REQUIRED WORK —
Write out the full set of records below exactly.

MATERIAL FOR THE TASK —
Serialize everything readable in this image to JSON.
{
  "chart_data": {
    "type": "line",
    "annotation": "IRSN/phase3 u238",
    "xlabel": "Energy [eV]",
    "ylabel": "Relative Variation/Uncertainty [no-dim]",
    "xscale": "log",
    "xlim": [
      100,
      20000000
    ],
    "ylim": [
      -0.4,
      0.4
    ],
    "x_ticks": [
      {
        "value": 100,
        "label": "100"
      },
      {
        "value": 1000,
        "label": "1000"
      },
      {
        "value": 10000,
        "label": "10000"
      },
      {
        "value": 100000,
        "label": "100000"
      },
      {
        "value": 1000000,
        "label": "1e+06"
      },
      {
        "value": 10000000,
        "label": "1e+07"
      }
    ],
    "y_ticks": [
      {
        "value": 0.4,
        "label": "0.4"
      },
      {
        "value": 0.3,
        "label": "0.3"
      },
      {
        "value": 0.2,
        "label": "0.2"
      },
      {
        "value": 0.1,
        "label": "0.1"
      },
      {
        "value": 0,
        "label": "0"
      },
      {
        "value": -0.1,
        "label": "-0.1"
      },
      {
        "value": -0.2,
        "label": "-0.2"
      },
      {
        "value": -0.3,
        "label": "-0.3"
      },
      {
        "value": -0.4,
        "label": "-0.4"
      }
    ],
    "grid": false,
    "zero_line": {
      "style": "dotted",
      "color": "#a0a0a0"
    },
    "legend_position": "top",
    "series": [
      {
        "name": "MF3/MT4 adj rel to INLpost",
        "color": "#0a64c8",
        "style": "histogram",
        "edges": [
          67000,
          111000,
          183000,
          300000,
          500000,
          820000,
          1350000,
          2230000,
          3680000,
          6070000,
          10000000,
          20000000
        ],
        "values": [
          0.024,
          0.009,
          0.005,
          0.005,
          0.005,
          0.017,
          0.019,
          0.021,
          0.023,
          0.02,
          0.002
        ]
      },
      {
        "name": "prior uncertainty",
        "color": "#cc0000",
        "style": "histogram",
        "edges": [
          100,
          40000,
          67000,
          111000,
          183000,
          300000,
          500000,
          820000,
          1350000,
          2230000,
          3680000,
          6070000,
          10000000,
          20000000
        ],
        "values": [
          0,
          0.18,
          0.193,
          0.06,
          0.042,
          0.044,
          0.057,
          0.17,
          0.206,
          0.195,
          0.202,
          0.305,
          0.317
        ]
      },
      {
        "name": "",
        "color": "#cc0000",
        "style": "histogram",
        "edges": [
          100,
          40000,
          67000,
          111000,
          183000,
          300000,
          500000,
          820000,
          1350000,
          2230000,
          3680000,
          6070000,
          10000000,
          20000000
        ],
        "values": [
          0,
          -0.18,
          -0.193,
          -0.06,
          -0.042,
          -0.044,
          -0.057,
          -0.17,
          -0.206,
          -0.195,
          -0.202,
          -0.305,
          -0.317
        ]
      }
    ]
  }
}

COMPLETE RESPONSE —
Serialize everything readable in this image to JSON.
{
  "chart_data": {
    "type": "line",
    "annotation": "IRSN/phase3 u238",
    "xlabel": "Energy [eV]",
    "ylabel": "Relative Variation/Uncertainty [no-dim]",
    "xscale": "log",
    "xlim": [
      100,
      20000000
    ],
    "ylim": [
      -0.4,
      0.4
    ],
    "x_ticks": [
      {
        "value": 100,
        "label": "100"
      },
      {
        "value": 1000,
        "label": "1000"
      },
      {
        "value": 10000,
        "label": "10000"
      },
      {
        "value": 100000,
        "label": "100000"
      },
      {
        "value": 1000000,
        "label": "1e+06"
      },
      {
        "value": 10000000,
        "label": "1e+07"
      }
    ],
    "y_ticks": [
      {
        "value": 0.4,
        "label": "0.4"
      },
      {
        "value": 0.3,
        "label": "0.3"
      },
      {
        "value": 0.2,
        "label": "0.2"
      },
      {
        "value": 0.1,
        "label": "0.1"
      },
      {
        "value": 0,
        "label": "0"
      },
      {
        "value": -0.1,
        "label": "-0.1"
      },
      {
        "value": -0.2,
        "label": "-0.2"
      },
      {
        "value": -0.3,
        "label": "-0.3"
      },
      {
        "value": -0.4,
        "label": "-0.4"
      }
    ],
    "grid": false,
    "zero_line": {
      "style": "dotted",
      "color": "#a0a0a0"
    },
    "legend_position": "top",
    "series": [
      {
        "name": "MF3/MT4 adj rel to INLpost",
        "color": "#0a64c8",
        "style": "histogram",
        "edges": [
          67000,
          111000,
          183000,
          300000,
          500000,
          820000,
          1350000,
          2230000,
          3680000,
          6070000,
          10000000,
          20000000
        ],
        "values": [
          0.024,
          0.009,
          0.005,
          0.005,
          0.005,
          0.017,
          0.019,
          0.021,
          0.023,
          0.02,
          0.002
        ]
      },
      {
        "name": "prior uncertainty",
        "color": "#cc0000",
        "style": "histogram",
        "edges": [
          100,
          40000,
          67000,
          111000,
          183000,
          300000,
          500000,
          820000,
          1350000,
          2230000,
          3680000,
          6070000,
          10000000,
          20000000
        ],
        "values": [
          0,
          0.18,
          0.193,
          0.06,
          0.042,
          0.044,
          0.057,
          0.17,
          0.206,
          0.195,
          0.202,
          0.305,
          0.317
        ]
      },
      {
        "name": "",
        "color": "#cc0000",
        "style": "histogram",
        "edges": [
          100,
          40000,
          67000,
          111000,
          183000,
          300000,
          500000,
          820000,
          1350000,
          2230000,
          3680000,
          6070000,
          10000000,
          20000000
        ],
        "values": [
          0,
          -0.18,
          -0.193,
          -0.06,
          -0.042,
          -0.044,
          -0.057,
          -0.17,
          -0.206,
          -0.195,
          -0.202,
          -0.305,
          -0.317
        ]
      }
    ]
  }
}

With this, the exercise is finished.